### Exercise goal
The complete listing should be restated exactly.

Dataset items
## begin

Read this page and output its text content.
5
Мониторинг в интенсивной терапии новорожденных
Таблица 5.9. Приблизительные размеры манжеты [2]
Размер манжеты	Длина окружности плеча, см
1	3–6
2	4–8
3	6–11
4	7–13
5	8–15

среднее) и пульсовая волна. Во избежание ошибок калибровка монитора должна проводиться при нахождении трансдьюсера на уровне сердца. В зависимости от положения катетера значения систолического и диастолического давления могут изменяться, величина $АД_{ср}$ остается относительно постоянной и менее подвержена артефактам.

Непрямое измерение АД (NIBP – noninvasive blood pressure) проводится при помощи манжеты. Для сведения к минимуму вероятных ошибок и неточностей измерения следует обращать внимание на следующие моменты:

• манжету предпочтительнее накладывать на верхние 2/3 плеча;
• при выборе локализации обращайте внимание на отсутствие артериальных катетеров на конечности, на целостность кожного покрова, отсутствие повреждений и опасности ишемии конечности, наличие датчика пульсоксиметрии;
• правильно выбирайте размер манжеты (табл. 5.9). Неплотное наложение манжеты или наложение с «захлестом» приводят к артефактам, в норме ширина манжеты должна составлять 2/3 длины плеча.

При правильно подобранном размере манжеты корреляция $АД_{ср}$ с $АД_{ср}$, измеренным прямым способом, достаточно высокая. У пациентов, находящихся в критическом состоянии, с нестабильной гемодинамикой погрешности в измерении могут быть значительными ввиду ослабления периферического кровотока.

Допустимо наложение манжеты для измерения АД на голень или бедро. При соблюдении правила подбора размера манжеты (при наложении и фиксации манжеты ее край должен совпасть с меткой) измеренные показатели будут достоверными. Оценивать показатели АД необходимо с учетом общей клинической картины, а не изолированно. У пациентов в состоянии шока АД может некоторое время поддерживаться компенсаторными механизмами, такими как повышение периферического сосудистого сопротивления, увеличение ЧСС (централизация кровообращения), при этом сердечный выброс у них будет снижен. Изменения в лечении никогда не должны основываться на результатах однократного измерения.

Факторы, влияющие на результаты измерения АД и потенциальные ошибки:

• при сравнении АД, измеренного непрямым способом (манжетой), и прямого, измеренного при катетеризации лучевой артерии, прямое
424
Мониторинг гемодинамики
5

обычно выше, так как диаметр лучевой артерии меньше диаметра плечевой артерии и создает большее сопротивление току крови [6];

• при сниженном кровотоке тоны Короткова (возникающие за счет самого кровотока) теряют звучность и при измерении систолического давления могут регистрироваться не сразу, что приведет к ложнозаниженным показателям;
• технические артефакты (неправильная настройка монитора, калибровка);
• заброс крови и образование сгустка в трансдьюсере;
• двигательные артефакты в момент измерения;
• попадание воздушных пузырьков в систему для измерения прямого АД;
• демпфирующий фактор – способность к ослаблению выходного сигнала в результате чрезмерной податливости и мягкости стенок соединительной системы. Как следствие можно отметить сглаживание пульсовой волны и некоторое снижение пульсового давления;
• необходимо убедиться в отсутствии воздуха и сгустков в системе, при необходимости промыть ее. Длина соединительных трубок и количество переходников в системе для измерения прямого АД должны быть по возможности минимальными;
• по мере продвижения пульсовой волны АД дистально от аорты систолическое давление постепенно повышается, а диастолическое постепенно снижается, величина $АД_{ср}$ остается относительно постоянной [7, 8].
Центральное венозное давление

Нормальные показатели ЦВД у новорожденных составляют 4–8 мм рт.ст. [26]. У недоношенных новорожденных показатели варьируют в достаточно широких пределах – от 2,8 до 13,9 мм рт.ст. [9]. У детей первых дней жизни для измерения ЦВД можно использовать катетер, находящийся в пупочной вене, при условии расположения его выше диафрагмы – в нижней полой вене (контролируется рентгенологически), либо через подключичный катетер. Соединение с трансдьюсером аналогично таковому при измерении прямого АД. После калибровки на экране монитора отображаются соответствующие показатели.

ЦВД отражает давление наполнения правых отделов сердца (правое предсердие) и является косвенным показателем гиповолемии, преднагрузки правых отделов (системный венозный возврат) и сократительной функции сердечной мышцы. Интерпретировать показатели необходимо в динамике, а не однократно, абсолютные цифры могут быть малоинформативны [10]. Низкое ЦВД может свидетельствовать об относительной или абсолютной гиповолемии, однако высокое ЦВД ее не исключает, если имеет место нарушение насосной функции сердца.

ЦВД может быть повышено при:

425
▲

## end

### Worked solution
Read this page and output its text content.
5
Мониторинг в интенсивной терапии новорожденных
Таблица 5.9. Приблизительные размеры манжеты [2]
Размер манжеты	Длина окружности плеча, см
1	3–6
2	4–8
3	6–11
4	7–13
5	8–15

среднее) и пульсовая волна. Во избежание ошибок калибровка монитора должна проводиться при нахождении трансдьюсера на уровне сердца. В зависимости от положения катетера значения систолического и диастолического давления могут изменяться, величина $АД_{ср}$ остается относительно постоянной и менее подвержена артефактам.

Непрямое измерение АД (NIBP – noninvasive blood pressure) проводится при помощи манжеты. Для сведения к минимуму вероятных ошибок и неточностей измерения следует обращать внимание на следующие моменты:

• манжету предпочтительнее накладывать на верхние 2/3 плеча;
• при выборе локализации обращайте внимание на отсутствие артериальных катетеров на конечности, на целостность кожного покрова, отсутствие повреждений и опасности ишемии конечности, наличие датчика пульсоксиметрии;
• правильно выбирайте размер манжеты (табл. 5.9). Неплотное наложение манжеты или наложение с «захлестом» приводят к артефактам, в норме ширина манжеты должна составлять 2/3 длины плеча.

При правильно подобранном размере манжеты корреляция $АД_{ср}$ с $АД_{ср}$, измеренным прямым способом, достаточно высокая. У пациентов, находящихся в критическом состоянии, с нестабильной гемодинамикой погрешности в измерении могут быть значительными ввиду ослабления периферического кровотока.

Допустимо наложение манжеты для измерения АД на голень или бедро. При соблюдении правила подбора размера манжеты (при наложении и фиксации манжеты ее край должен совпасть с меткой) измеренные показатели будут достоверными. Оценивать показатели АД необходимо с учетом общей клинической картины, а не изолированно. У пациентов в состоянии шока АД может некоторое время поддерживаться компенсаторными механизмами, такими как повышение периферического сосудистого сопротивления, увеличение ЧСС (централизация кровообращения), при этом сердечный выброс у них будет снижен. Изменения в лечении никогда не должны основываться на результатах однократного измерения.

Факторы, влияющие на результаты измерения АД и потенциальные ошибки:

• при сравнении АД, измеренного непрямым способом (манжетой), и прямого, измеренного при катетеризации лучевой артерии, прямое
424
Мониторинг гемодинамики
5

обычно выше, так как диаметр лучевой артерии меньше диаметра плечевой артерии и создает большее сопротивление току крови [6];

• при сниженном кровотоке тоны Короткова (возникающие за счет самого кровотока) теряют звучность и при измерении систолического давления могут регистрироваться не сразу, что приведет к ложнозаниженным показателям;
• технические артефакты (неправильная настройка монитора, калибровка);
• заброс крови и образование сгустка в трансдьюсере;
• двигательные артефакты в момент измерения;
• попадание воздушных пузырьков в систему для измерения прямого АД;
• демпфирующий фактор – способность к ослаблению выходного сигнала в результате чрезмерной податливости и мягкости стенок соединительной системы. Как следствие можно отметить сглаживание пульсовой волны и некоторое снижение пульсового давления;
• необходимо убедиться в отсутствии воздуха и сгустков в системе, при необходимости промыть ее. Длина соединительных трубок и количество переходников в системе для измерения прямого АД должны быть по возможности минимальными;
• по мере продвижения пульсовой волны АД дистально от аорты систолическое давление постепенно повышается, а диастолическое постепенно снижается, величина $АД_{ср}$ остается относительно постоянной [7, 8].
Центральное венозное давление

Нормальные показатели ЦВД у новорожденных составляют 4–8 мм рт.ст. [26]. У недоношенных новорожденных показатели варьируют в достаточно широких пределах – от 2,8 до 13,9 мм рт.ст. [9]. У детей первых дней жизни для измерения ЦВД можно использовать катетер, находящийся в пупочной вене, при условии расположения его выше диафрагмы – в нижней полой вене (контролируется рентгенологически), либо через подключичный катетер. Соединение с трансдьюсером аналогично таковому при измерении прямого АД. После калибровки на экране монитора отображаются соответствующие показатели.

ЦВД отражает давление наполнения правых отделов сердца (правое предсердие) и является косвенным показателем гиповолемии, преднагрузки правых отделов (системный венозный возврат) и сократительной функции сердечной мышцы. Интерпретировать показатели необходимо в динамике, а не однократно, абсолютные цифры могут быть малоинформативны [10]. Низкое ЦВД может свидетельствовать об относительной или абсолютной гиповолемии, однако высокое ЦВД ее не исключает, если имеет место нарушение насосной функции сердца.

ЦВД может быть повышено при:

425
▲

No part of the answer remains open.